Exercise requirements >> Determine the number of lines containing the word "Division". Reply with it and nothing else.

Task material >>
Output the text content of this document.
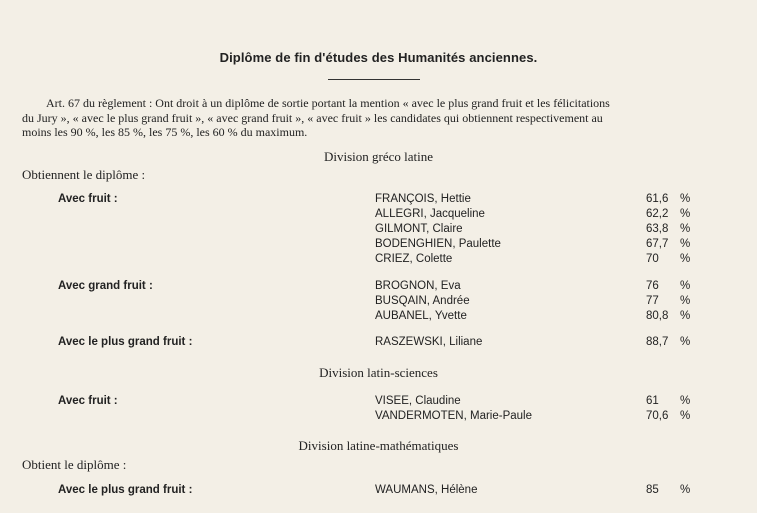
Diplôme de fin d'études des Humanités anciennes.
Art. 67 du règlement : Ont droit à un diplôme de sortie portant la mention « avec le plus grand fruit et les félicitations
du Jury », « avec le plus grand fruit », « avec grand fruit », « avec fruit » les candidates qui obtiennent respectivement au
moins les 90 %, les 85 %, les 75 %, les 60 % du maximum.
Division gréco latine
Obtiennent le diplôme :
Avec fruit :	FRANÇOIS, Hettie	61,6 %
ALLEGRI, Jacqueline	62,2 %
GILMONT, Claire	63,8 %
BODENGHIEN, Paulette	67,7 %
CRIEZ, Colette	70 %
Avec grand fruit :	BROGNON, Eva	76 %
BUSQAIN, Andrée	77 %
AUBANEL, Yvette	80,8 %
Avec le plus grand fruit :	RASZEWSKI, Liliane	88,7 %
Division latin-sciences
Avec fruit :	VISEE, Claudine	61 %
VANDERMOTEN, Marie-Paule	70,6 %
Division latine-mathématiques
Obtient le diplôme :
Avec le plus grand fruit :	WAUMANS, Hélène	85 %
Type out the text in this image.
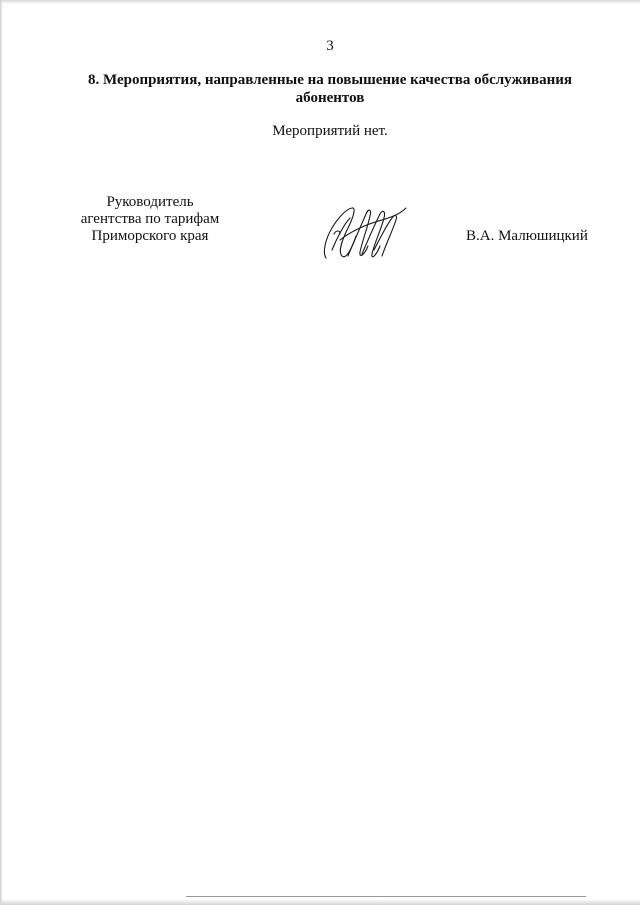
3
8. Мероприятия, направленные на повышение качества обслуживания
абонентов
Мероприятий нет.
Руководитель
агентства по тарифам
Приморского края	В.А. Малюшицкий
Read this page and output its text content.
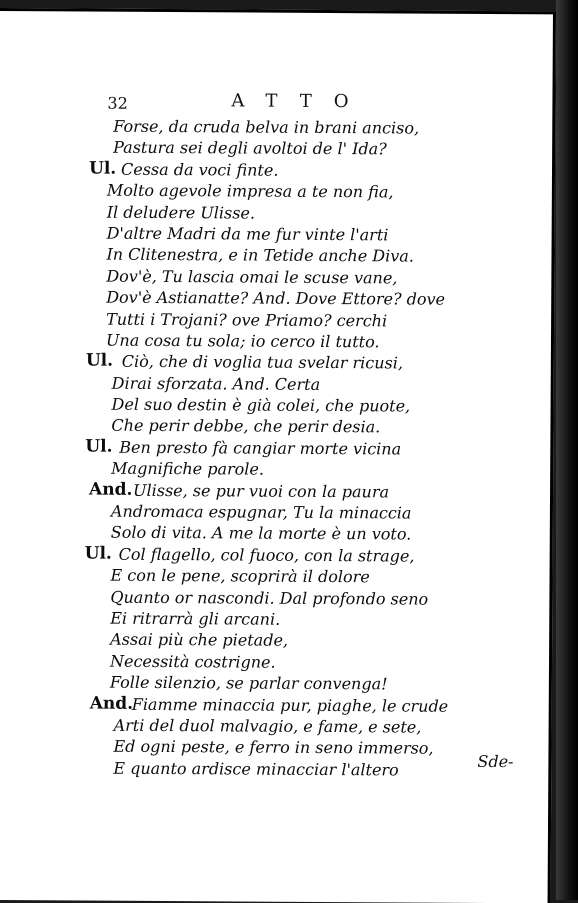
32	ATTO
Forse, da cruda belva in brani anciso,
Pastura sei degli avoltoi de l' Ida?
Ul. Cessa da voci finte.
Molto agevole impresa a te non fia,
Il deludere Ulisse.
D'altre Madri da me fur vinte l'arti
In Clitenestra, e in Tetide anche Diva.
Dov'è, Tu lascia omai le scuse vane,
Dov'è Astianatte? And. Dove Ettore? dove
Tutti i Trojani? ove Priamo? cerchi
Una cosa tu sola; io cerco il tutto.
Ul. Ciò, che di voglia tua svelar ricusi,
Dirai sforzata. And. Certa
Del suo destin è già colei, che puote,
Che perir debbe, che perir desia.
Ul. Ben presto fà cangiar morte vicina
Magnifiche parole.
And. Ulisse, se pur vuoi con la paura
Andromaca espugnar, Tu la minaccia
Solo di vita. A me la morte è un voto.
Ul. Col flagello, col fuoco, con la strage,
E con le pene, scoprirà il dolore
Quanto or nascondi. Dal profondo seno
Ei ritrarrà gli arcani.
Assai più che pietade,
Necessità costrigne.
Folle silenzio, se parlar convenga!
And.
Fiamme minaccia pur, piaghe, le crude
Arti del duol malvagio, e fame, e sete,
Ed ogni peste, e ferro in seno immerso,
E quanto ardisce minacciar l'altero	Sde-
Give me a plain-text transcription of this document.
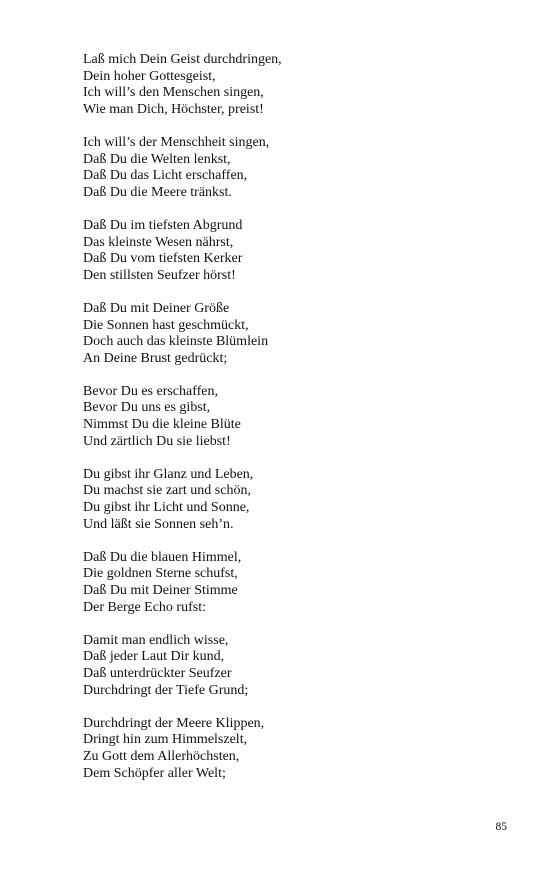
Laß mich Dein Geist durchdringen,
Dein hoher Gottesgeist,
Ich will’s den Menschen singen,
Wie man Dich, Höchster, preist!
Ich will’s der Menschheit singen,
Daß Du die Welten lenkst,
Daß Du das Licht erschaffen,
Daß Du die Meere tränkst.
Daß Du im tiefsten Abgrund
Das kleinste Wesen nährst,
Daß Du vom tiefsten Kerker
Den stillsten Seufzer hörst!
Daß Du mit Deiner Größe
Die Sonnen hast geschmückt,
Doch auch das kleinste Blümlein
An Deine Brust gedrückt;
Bevor Du es erschaffen,
Bevor Du uns es gibst,
Nimmst Du die kleine Blüte
Und zärtlich Du sie liebst!
Du gibst ihr Glanz und Leben,
Du machst sie zart und schön,
Du gibst ihr Licht und Sonne,
Und läßt sie Sonnen seh’n.
Daß Du die blauen Himmel,
Die goldnen Sterne schufst,
Daß Du mit Deiner Stimme
Der Berge Echo rufst:
Damit man endlich wisse,
Daß jeder Laut Dir kund,
Daß unterdrückter Seufzer
Durchdringt der Tiefe Grund;
Durchdringt der Meere Klippen,
Dringt hin zum Himmelszelt,
Zu Gott dem Allerhöchsten,
Dem Schöpfer aller Welt;
85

Answer for this exercise >> 3